━━━ Record excerpts
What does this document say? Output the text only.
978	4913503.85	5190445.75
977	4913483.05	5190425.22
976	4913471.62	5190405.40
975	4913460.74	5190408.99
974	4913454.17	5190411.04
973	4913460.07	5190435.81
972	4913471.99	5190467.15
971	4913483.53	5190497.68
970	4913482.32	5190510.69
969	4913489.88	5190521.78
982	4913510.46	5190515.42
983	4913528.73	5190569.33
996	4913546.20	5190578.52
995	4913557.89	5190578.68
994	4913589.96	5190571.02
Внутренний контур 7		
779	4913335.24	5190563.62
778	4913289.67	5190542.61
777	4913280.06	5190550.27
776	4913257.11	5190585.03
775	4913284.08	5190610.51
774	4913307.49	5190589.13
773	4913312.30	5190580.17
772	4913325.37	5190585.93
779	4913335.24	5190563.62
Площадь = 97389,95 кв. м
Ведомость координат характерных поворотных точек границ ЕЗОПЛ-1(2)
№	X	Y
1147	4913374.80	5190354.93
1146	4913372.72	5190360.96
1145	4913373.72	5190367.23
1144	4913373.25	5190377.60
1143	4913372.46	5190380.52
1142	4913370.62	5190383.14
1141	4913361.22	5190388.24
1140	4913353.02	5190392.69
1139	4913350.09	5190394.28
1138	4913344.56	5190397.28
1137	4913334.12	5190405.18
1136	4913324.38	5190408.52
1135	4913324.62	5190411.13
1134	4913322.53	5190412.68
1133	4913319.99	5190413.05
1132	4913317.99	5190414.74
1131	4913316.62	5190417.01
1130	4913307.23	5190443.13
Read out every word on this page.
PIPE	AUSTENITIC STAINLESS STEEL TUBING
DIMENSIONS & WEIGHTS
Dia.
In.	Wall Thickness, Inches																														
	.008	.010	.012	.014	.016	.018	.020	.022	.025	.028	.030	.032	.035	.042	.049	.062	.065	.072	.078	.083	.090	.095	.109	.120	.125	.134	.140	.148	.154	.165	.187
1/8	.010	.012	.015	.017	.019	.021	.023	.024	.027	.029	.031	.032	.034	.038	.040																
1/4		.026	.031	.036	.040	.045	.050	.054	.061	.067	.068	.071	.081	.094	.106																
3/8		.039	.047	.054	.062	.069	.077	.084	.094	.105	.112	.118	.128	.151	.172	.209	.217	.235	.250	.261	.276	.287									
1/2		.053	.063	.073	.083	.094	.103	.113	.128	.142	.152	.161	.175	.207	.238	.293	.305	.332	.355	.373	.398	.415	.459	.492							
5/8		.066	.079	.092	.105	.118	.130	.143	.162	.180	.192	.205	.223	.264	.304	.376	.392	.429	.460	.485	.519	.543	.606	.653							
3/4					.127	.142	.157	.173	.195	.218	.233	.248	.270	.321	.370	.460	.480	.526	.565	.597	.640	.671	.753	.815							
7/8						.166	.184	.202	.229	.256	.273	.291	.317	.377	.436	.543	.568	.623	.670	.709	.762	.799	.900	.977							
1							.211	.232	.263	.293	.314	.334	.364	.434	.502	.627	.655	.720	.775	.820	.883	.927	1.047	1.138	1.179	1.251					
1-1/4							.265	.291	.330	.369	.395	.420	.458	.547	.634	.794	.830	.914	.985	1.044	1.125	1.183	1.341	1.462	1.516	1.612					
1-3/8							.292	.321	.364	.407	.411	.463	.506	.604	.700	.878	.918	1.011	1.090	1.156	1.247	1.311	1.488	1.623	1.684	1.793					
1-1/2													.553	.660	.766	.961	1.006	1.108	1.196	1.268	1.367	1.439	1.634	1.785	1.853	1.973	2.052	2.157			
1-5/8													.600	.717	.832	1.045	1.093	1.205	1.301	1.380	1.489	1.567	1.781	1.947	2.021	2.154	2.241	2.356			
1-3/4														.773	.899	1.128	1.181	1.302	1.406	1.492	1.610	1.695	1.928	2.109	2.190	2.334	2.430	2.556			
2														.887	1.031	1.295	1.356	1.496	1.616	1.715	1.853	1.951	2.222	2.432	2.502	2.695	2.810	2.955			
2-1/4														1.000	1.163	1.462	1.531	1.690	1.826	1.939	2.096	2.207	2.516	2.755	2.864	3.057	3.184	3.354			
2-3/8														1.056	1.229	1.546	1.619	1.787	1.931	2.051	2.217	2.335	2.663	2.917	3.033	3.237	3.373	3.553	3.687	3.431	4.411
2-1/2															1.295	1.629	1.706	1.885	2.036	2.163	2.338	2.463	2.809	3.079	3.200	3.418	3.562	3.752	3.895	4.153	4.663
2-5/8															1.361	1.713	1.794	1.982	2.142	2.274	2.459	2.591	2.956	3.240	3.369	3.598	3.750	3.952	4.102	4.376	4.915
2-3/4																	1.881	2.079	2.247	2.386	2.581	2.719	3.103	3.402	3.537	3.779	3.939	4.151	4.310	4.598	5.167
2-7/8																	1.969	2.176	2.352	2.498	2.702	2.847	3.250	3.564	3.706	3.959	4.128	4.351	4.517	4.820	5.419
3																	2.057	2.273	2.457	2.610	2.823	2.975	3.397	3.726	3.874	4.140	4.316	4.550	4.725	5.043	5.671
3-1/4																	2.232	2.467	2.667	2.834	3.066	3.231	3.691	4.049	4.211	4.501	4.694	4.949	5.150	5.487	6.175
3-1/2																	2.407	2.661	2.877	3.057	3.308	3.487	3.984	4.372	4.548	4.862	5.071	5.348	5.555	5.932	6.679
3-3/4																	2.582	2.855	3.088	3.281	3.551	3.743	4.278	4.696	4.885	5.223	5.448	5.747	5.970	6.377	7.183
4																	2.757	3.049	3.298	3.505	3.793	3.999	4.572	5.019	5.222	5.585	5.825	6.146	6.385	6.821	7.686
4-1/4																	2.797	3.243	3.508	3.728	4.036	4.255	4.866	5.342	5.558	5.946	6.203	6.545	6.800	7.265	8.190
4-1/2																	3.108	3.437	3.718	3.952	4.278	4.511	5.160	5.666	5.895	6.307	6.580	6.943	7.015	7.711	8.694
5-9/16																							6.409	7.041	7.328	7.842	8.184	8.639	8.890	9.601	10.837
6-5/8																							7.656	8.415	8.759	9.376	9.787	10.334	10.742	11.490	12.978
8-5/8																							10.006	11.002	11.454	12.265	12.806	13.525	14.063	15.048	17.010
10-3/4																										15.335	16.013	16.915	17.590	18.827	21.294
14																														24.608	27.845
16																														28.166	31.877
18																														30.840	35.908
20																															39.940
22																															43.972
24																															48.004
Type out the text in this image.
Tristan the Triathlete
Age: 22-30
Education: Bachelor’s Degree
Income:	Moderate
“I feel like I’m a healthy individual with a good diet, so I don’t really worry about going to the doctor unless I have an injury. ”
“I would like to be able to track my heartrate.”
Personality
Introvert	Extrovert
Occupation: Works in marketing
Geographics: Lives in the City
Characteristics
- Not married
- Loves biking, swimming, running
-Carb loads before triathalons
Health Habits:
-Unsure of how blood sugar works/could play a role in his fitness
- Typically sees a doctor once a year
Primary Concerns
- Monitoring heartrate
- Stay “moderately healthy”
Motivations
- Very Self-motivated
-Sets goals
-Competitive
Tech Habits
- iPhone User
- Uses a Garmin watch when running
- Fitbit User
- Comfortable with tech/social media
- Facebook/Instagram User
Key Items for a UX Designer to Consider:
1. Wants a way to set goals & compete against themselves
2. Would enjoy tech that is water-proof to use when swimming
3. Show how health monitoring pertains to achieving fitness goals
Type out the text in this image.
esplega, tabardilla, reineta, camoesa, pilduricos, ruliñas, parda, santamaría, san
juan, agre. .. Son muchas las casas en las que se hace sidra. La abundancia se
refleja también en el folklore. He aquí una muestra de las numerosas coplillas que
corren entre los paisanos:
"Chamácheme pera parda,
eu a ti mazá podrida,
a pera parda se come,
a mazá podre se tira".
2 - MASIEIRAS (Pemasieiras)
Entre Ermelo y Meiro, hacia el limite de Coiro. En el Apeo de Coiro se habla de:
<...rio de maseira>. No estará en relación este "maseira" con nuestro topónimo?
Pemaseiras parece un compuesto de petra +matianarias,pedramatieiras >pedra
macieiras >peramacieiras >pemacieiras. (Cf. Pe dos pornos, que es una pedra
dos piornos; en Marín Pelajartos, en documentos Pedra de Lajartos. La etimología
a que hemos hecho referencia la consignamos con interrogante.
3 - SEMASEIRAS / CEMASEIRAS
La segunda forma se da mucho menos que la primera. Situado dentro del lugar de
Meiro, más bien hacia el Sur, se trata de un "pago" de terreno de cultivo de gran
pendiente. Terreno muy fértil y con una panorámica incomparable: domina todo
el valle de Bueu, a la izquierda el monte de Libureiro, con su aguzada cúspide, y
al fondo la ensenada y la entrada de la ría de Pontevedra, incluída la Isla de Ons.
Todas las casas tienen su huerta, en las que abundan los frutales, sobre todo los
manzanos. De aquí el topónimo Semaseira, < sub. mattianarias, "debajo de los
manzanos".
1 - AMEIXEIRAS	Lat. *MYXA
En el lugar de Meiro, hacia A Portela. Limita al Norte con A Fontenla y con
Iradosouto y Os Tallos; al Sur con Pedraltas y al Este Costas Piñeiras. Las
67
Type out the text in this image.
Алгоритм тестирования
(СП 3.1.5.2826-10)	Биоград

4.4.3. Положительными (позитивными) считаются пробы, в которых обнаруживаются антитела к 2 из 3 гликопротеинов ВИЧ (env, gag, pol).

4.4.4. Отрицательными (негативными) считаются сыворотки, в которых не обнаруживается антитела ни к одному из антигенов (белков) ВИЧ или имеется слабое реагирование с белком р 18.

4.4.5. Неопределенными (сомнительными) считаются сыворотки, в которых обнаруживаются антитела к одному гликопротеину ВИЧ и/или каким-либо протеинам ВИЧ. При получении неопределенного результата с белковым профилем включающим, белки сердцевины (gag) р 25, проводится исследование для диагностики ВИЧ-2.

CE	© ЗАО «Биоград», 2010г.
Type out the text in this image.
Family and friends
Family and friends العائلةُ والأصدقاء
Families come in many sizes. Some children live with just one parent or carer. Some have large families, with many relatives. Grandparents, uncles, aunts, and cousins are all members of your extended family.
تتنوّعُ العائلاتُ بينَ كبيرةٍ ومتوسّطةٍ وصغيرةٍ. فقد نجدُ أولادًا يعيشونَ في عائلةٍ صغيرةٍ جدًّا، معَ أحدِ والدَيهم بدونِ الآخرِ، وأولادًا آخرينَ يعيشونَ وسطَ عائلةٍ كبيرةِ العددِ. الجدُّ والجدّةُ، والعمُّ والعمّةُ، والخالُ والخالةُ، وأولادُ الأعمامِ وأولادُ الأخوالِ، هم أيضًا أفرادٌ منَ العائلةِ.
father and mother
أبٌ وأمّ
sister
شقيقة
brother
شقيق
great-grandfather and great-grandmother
━━━━━━
_Exercise details_.
Return every line holding the word "friends" from the records.

_Task result_.
Family and friends
Family and friends العائلةُ والأصدقاء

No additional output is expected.